Data extracted from a collection:
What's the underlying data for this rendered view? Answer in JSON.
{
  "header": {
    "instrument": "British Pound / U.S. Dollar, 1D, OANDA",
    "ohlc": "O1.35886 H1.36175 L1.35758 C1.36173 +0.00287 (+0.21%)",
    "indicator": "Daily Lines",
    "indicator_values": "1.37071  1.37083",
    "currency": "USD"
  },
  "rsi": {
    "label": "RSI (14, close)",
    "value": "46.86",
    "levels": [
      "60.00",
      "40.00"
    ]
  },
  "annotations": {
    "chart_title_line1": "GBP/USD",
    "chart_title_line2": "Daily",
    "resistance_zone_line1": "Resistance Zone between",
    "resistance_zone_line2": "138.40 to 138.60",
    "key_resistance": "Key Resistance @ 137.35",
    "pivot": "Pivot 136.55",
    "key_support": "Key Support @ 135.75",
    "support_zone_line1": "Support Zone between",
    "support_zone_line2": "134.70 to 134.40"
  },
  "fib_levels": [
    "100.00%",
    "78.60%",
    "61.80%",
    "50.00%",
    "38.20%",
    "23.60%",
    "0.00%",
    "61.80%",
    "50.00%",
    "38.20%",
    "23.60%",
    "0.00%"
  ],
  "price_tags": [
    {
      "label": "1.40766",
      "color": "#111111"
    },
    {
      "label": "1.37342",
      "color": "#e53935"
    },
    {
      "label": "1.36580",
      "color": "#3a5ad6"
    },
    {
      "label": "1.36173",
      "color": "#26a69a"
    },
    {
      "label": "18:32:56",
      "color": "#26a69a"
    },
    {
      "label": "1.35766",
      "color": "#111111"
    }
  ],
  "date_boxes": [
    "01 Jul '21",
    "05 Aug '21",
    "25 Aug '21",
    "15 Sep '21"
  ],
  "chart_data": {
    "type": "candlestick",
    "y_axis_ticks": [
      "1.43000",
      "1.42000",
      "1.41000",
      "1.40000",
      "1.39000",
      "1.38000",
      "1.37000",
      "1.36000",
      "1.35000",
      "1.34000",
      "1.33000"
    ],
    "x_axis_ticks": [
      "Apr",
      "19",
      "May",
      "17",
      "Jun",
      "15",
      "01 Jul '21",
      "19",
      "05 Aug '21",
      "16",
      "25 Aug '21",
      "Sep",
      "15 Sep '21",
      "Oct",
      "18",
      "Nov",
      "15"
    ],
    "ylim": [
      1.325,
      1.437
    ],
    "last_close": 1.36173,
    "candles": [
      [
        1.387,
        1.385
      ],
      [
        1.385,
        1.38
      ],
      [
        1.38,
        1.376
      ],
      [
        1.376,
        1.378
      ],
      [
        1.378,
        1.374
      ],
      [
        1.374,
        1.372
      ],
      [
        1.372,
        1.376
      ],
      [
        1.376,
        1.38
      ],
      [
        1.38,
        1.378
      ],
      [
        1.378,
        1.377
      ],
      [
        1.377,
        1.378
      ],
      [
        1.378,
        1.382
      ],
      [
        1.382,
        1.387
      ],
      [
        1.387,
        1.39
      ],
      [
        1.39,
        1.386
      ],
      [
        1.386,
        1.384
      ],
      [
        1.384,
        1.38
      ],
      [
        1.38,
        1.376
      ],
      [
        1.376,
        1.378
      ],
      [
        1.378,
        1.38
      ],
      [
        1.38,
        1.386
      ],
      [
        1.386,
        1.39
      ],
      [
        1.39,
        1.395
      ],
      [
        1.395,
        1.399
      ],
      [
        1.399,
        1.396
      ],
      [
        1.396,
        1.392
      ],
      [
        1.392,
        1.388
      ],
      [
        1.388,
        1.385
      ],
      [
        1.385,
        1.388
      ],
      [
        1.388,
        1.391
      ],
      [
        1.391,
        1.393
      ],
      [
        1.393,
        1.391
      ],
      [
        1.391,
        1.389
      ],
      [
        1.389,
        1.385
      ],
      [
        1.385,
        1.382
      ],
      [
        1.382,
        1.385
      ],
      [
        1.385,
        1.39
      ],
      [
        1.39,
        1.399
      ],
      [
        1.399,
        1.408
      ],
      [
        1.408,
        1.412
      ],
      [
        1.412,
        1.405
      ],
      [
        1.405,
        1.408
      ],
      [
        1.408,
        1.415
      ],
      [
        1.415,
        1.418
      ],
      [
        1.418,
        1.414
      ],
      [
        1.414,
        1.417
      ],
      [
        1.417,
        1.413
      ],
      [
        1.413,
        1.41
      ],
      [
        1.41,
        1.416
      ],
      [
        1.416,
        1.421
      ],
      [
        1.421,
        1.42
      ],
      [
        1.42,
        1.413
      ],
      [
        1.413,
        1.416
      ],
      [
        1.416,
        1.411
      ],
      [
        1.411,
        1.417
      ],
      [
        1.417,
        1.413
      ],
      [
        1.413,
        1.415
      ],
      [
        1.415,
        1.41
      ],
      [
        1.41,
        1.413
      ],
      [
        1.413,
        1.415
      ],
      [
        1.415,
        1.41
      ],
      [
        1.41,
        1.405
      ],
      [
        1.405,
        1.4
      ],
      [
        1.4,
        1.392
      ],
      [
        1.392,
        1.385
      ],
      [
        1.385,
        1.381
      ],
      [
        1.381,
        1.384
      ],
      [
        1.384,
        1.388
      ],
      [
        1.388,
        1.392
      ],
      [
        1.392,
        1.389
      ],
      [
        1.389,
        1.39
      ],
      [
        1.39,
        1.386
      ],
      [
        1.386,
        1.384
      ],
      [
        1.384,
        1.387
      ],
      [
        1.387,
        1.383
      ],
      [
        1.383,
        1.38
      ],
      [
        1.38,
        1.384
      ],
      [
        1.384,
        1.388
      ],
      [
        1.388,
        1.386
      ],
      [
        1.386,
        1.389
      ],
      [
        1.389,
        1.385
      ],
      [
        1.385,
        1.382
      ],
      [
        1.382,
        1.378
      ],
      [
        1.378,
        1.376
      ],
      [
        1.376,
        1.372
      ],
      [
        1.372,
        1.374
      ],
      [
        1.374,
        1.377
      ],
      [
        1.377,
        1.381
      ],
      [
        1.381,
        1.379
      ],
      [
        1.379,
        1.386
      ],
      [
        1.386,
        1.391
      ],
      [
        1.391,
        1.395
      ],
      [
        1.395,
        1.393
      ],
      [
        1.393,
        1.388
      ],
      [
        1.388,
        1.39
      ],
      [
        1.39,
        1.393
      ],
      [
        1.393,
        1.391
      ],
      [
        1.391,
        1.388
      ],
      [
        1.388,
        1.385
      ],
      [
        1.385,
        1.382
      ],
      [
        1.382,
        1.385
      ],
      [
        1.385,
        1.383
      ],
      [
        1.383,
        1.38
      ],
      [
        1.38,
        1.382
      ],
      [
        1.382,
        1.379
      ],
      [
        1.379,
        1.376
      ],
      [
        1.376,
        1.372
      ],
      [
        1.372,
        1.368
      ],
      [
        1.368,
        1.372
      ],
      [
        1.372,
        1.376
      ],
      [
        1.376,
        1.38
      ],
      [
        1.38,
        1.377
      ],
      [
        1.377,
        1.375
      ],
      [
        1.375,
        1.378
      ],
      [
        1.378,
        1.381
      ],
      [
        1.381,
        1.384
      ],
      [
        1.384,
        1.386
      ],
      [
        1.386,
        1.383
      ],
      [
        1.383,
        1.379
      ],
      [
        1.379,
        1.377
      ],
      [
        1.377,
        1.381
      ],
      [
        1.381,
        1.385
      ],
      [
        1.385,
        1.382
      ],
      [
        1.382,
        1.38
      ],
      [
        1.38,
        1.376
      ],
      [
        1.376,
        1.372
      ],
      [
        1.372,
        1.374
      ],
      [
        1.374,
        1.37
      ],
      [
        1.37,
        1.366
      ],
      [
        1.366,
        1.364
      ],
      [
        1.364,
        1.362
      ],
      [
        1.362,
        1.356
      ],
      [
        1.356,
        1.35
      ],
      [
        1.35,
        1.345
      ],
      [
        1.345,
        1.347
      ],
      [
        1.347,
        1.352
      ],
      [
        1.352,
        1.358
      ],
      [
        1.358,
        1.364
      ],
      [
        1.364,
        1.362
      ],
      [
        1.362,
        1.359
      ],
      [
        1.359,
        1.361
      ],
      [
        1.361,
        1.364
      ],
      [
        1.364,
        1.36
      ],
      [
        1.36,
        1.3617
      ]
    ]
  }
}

EXERCISE AIM: Identify the lines that hold the word "label". Copy every one of them.

TASK ANSWER:
    "label": "RSI (14, close)",
      "label": "1.40766",
      "label": "1.37342",
      "label": "1.36580",
      "label": "1.36173",
      "label": "18:32:56",
      "label": "1.35766",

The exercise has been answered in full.